#### [EXERCISE]
The data below should be restated word for word, with every picture omitted.

Stored data entries:
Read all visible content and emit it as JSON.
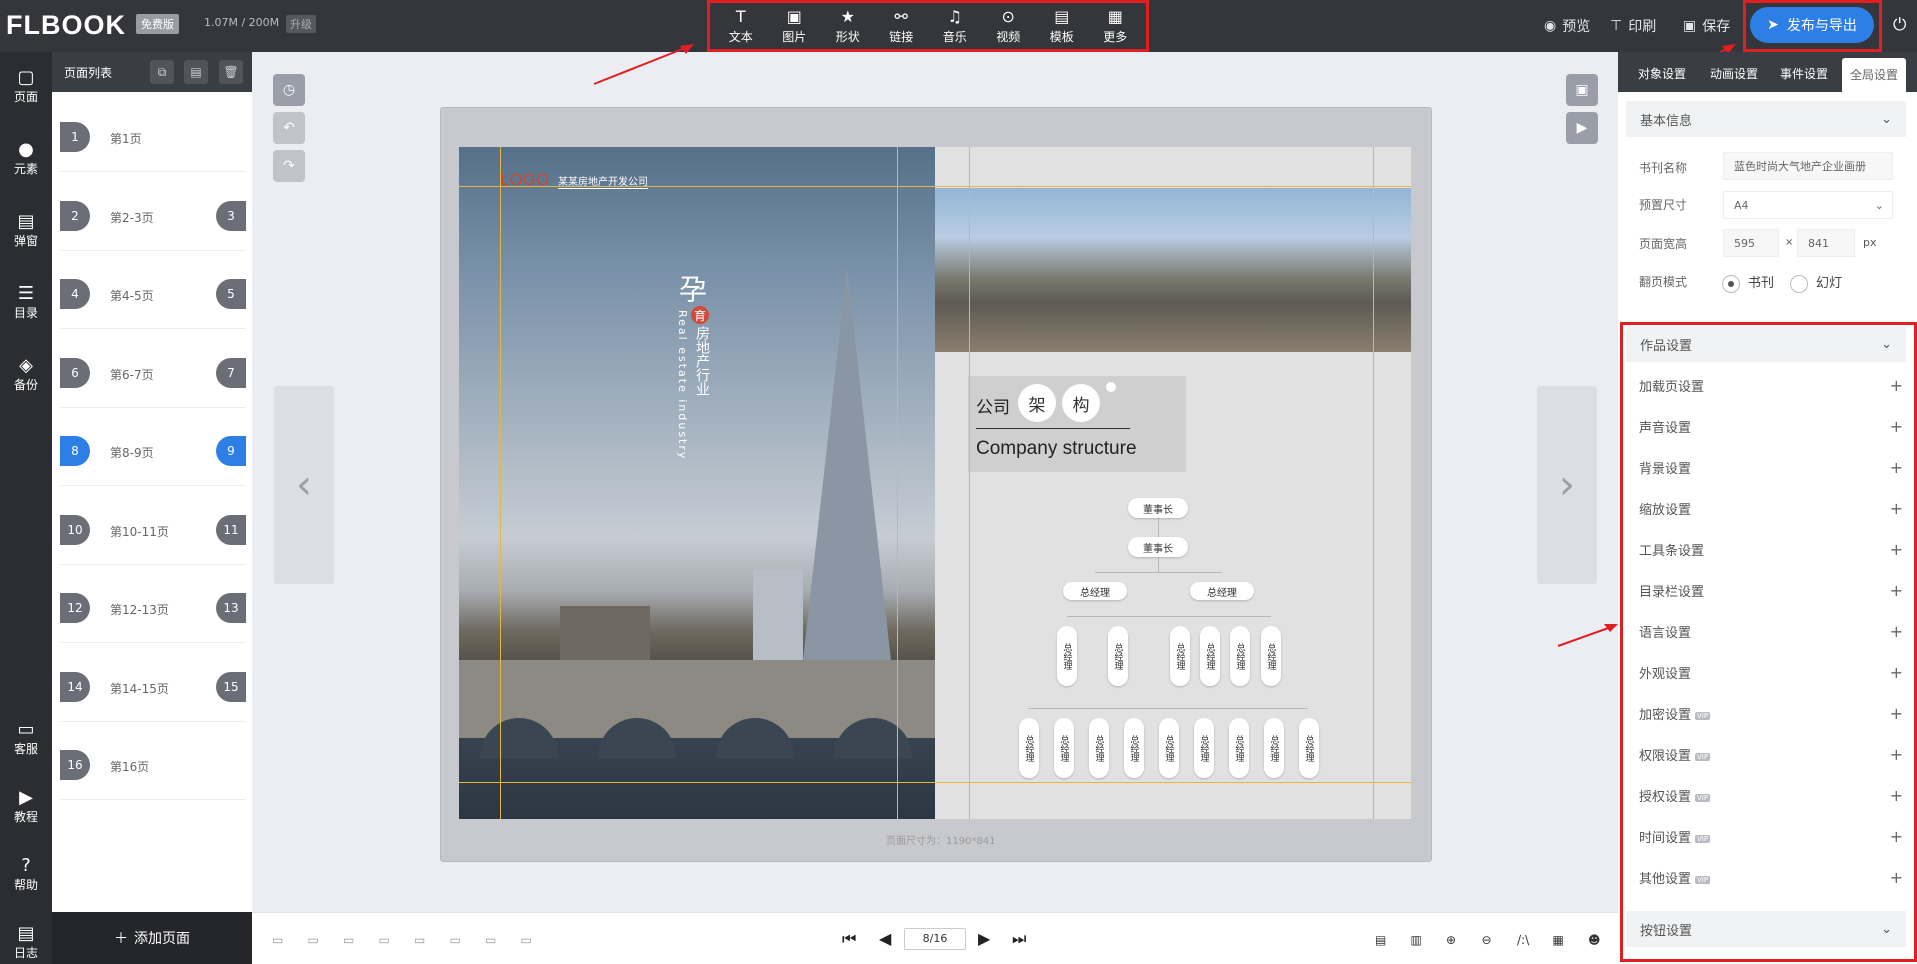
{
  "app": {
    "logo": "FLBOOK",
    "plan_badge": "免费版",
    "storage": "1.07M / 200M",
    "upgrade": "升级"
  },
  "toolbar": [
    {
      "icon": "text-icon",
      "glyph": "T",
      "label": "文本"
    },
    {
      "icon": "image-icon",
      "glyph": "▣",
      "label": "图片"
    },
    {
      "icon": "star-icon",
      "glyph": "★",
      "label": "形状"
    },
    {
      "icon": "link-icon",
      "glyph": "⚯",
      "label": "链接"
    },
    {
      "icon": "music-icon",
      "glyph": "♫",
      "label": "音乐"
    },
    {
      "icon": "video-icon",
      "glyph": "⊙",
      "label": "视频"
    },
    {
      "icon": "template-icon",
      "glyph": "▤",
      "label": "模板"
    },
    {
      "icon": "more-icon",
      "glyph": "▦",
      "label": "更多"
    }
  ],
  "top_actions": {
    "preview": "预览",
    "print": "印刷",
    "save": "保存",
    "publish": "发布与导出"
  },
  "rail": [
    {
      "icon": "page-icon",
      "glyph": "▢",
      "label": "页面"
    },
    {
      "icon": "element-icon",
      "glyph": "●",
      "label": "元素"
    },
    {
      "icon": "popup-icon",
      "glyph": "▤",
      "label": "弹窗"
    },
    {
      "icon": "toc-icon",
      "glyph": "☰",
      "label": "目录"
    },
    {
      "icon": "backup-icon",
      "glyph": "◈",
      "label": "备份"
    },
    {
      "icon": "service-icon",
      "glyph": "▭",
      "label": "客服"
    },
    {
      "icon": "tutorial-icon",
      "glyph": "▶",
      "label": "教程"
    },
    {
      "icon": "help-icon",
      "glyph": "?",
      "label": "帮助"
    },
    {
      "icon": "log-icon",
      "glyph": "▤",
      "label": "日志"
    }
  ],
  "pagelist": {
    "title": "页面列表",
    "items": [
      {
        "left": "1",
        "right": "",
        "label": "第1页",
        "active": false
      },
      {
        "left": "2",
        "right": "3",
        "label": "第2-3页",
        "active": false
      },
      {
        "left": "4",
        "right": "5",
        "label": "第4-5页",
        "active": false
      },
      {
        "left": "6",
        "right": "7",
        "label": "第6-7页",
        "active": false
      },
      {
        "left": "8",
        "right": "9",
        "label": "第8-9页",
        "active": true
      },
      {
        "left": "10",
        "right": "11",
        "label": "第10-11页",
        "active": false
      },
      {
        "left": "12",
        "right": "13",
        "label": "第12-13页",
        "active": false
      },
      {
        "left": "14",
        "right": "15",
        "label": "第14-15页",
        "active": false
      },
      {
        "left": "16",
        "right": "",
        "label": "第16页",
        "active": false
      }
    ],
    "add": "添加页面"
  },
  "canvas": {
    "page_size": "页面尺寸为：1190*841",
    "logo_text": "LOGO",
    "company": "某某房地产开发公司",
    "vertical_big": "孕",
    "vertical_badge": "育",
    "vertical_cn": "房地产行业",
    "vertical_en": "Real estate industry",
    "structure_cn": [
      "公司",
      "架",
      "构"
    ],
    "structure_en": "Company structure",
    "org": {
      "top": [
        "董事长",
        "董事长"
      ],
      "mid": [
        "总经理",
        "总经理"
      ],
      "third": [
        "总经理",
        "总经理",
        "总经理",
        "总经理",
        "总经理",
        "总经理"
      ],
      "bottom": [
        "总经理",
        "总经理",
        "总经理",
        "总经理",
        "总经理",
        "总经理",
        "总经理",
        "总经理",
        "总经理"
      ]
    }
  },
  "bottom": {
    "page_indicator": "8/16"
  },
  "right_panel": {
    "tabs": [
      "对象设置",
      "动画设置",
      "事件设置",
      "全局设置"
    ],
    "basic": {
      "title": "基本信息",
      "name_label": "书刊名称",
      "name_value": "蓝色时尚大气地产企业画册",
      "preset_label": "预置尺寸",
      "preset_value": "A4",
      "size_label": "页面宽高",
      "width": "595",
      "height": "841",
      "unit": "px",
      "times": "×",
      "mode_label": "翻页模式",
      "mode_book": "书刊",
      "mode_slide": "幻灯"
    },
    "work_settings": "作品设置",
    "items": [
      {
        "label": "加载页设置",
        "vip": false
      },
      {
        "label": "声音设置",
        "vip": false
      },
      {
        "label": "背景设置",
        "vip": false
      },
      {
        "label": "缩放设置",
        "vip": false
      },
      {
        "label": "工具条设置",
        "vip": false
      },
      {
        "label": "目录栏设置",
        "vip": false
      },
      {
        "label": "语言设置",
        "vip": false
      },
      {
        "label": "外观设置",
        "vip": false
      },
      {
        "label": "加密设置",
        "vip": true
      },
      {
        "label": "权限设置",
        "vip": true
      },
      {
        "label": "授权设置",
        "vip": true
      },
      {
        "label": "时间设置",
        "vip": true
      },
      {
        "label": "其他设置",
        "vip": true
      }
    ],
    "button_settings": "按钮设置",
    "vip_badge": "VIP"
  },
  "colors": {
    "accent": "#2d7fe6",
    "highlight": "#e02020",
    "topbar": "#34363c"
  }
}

#### [REPLY TO THE EXERCISE]
Read all visible content and emit it as JSON.
{
  "app": {
    "logo": "FLBOOK",
    "plan_badge": "免费版",
    "storage": "1.07M / 200M",
    "upgrade": "升级"
  },
  "toolbar": [
    {
      "icon": "text-icon",
      "glyph": "T",
      "label": "文本"
    },
    {
      "icon": "image-icon",
      "glyph": "▣",
      "label": "图片"
    },
    {
      "icon": "star-icon",
      "glyph": "★",
      "label": "形状"
    },
    {
      "icon": "link-icon",
      "glyph": "⚯",
      "label": "链接"
    },
    {
      "icon": "music-icon",
      "glyph": "♫",
      "label": "音乐"
    },
    {
      "icon": "video-icon",
      "glyph": "⊙",
      "label": "视频"
    },
    {
      "icon": "template-icon",
      "glyph": "▤",
      "label": "模板"
    },
    {
      "icon": "more-icon",
      "glyph": "▦",
      "label": "更多"
    }
  ],
  "top_actions": {
    "preview": "预览",
    "print": "印刷",
    "save": "保存",
    "publish": "发布与导出"
  },
  "rail": [
    {
      "icon": "page-icon",
      "glyph": "▢",
      "label": "页面"
    },
    {
      "icon": "element-icon",
      "glyph": "●",
      "label": "元素"
    },
    {
      "icon": "popup-icon",
      "glyph": "▤",
      "label": "弹窗"
    },
    {
      "icon": "toc-icon",
      "glyph": "☰",
      "label": "目录"
    },
    {
      "icon": "backup-icon",
      "glyph": "◈",
      "label": "备份"
    },
    {
      "icon": "service-icon",
      "glyph": "▭",
      "label": "客服"
    },
    {
      "icon": "tutorial-icon",
      "glyph": "▶",
      "label": "教程"
    },
    {
      "icon": "help-icon",
      "glyph": "?",
      "label": "帮助"
    },
    {
      "icon": "log-icon",
      "glyph": "▤",
      "label": "日志"
    }
  ],
  "pagelist": {
    "title": "页面列表",
    "items": [
      {
        "left": "1",
        "right": "",
        "label": "第1页",
        "active": false
      },
      {
        "left": "2",
        "right": "3",
        "label": "第2-3页",
        "active": false
      },
      {
        "left": "4",
        "right": "5",
        "label": "第4-5页",
        "active": false
      },
      {
        "left": "6",
        "right": "7",
        "label": "第6-7页",
        "active": false
      },
      {
        "left": "8",
        "right": "9",
        "label": "第8-9页",
        "active": true
      },
      {
        "left": "10",
        "right": "11",
        "label": "第10-11页",
        "active": false
      },
      {
        "left": "12",
        "right": "13",
        "label": "第12-13页",
        "active": false
      },
      {
        "left": "14",
        "right": "15",
        "label": "第14-15页",
        "active": false
      },
      {
        "left": "16",
        "right": "",
        "label": "第16页",
        "active": false
      }
    ],
    "add": "添加页面"
  },
  "canvas": {
    "page_size": "页面尺寸为：1190*841",
    "logo_text": "LOGO",
    "company": "某某房地产开发公司",
    "vertical_big": "孕",
    "vertical_badge": "育",
    "vertical_cn": "房地产行业",
    "vertical_en": "Real estate industry",
    "structure_cn": [
      "公司",
      "架",
      "构"
    ],
    "structure_en": "Company structure",
    "org": {
      "top": [
        "董事长",
        "董事长"
      ],
      "mid": [
        "总经理",
        "总经理"
      ],
      "third": [
        "总经理",
        "总经理",
        "总经理",
        "总经理",
        "总经理",
        "总经理"
      ],
      "bottom": [
        "总经理",
        "总经理",
        "总经理",
        "总经理",
        "总经理",
        "总经理",
        "总经理",
        "总经理",
        "总经理"
      ]
    }
  },
  "bottom": {
    "page_indicator": "8/16"
  },
  "right_panel": {
    "tabs": [
      "对象设置",
      "动画设置",
      "事件设置",
      "全局设置"
    ],
    "basic": {
      "title": "基本信息",
      "name_label": "书刊名称",
      "name_value": "蓝色时尚大气地产企业画册",
      "preset_label": "预置尺寸",
      "preset_value": "A4",
      "size_label": "页面宽高",
      "width": "595",
      "height": "841",
      "unit": "px",
      "times": "×",
      "mode_label": "翻页模式",
      "mode_book": "书刊",
      "mode_slide": "幻灯"
    },
    "work_settings": "作品设置",
    "items": [
      {
        "label": "加载页设置",
        "vip": false
      },
      {
        "label": "声音设置",
        "vip": false
      },
      {
        "label": "背景设置",
        "vip": false
      },
      {
        "label": "缩放设置",
        "vip": false
      },
      {
        "label": "工具条设置",
        "vip": false
      },
      {
        "label": "目录栏设置",
        "vip": false
      },
      {
        "label": "语言设置",
        "vip": false
      },
      {
        "label": "外观设置",
        "vip": false
      },
      {
        "label": "加密设置",
        "vip": true
      },
      {
        "label": "权限设置",
        "vip": true
      },
      {
        "label": "授权设置",
        "vip": true
      },
      {
        "label": "时间设置",
        "vip": true
      },
      {
        "label": "其他设置",
        "vip": true
      }
    ],
    "button_settings": "按钮设置",
    "vip_badge": "VIP"
  },
  "colors": {
    "accent": "#2d7fe6",
    "highlight": "#e02020",
    "topbar": "#34363c"
  }
}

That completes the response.